─── Record extracts

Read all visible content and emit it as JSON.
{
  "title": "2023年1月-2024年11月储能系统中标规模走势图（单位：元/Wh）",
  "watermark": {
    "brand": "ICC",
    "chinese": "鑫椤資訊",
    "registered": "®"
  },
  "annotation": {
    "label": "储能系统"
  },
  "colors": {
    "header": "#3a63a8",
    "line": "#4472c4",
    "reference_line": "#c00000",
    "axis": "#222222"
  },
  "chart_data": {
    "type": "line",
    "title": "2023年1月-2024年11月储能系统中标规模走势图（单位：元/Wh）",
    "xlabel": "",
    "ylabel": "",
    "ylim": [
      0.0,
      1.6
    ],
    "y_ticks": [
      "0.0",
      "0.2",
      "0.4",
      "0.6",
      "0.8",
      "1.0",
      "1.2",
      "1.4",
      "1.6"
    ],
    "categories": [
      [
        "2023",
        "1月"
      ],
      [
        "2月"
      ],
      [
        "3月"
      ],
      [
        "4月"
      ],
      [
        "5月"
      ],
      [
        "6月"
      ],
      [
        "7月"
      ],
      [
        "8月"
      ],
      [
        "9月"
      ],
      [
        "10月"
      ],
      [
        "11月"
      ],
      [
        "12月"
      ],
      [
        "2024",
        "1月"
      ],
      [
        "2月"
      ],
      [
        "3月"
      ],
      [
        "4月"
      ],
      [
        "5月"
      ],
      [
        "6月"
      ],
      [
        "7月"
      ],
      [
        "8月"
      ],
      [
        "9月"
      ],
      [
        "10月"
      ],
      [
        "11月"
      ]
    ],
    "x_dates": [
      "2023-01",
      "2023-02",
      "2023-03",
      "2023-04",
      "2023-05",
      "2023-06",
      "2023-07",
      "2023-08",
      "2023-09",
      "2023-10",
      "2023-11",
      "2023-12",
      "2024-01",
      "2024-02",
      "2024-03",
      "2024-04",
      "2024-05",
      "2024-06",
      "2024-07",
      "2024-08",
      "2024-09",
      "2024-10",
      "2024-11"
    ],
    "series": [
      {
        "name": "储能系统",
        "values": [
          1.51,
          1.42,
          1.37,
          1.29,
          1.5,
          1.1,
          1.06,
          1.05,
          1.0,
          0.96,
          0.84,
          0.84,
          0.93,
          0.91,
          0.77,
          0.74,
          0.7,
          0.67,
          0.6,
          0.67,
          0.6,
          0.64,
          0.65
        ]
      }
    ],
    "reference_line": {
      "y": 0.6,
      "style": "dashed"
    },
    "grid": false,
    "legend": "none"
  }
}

──────

# To do
From the entries above, copy each line holding "title".

# Task response
  "title": "2023年1月-2024年11月储能系统中标规模走势图（单位：元/Wh）",
    "title": "2023年1月-2024年11月储能系统中标规模走势图（单位：元/Wh）",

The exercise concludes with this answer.